*TASK TO CARRY OUT*
From the data that follows, copy every line holding the string "expectations".

*ROWS*
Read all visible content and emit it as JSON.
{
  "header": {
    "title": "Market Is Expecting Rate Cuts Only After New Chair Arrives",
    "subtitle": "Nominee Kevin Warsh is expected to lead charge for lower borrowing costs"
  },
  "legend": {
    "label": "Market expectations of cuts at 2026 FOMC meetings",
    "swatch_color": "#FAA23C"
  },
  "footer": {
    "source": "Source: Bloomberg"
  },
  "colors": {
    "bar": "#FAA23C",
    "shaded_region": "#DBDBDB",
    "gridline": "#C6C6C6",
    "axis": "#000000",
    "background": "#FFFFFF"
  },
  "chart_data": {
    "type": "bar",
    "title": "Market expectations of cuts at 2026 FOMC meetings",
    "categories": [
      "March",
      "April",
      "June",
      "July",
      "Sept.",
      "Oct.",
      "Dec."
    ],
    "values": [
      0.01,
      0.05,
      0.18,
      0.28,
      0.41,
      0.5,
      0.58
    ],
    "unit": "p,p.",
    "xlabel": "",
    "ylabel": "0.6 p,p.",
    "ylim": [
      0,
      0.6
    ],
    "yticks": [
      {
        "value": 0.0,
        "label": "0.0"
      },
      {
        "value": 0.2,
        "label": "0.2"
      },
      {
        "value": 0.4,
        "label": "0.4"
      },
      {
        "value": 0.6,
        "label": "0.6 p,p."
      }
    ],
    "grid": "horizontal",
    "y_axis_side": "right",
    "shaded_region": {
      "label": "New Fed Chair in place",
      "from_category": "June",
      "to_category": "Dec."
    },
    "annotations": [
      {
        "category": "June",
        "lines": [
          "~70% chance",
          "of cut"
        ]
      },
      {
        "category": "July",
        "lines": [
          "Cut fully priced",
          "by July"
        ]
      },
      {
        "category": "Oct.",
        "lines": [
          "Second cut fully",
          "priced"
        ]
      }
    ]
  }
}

*EXERCISE ANSWER*
    "label": "Market expectations of cuts at 2026 FOMC meetings",
    "title": "Market expectations of cuts at 2026 FOMC meetings",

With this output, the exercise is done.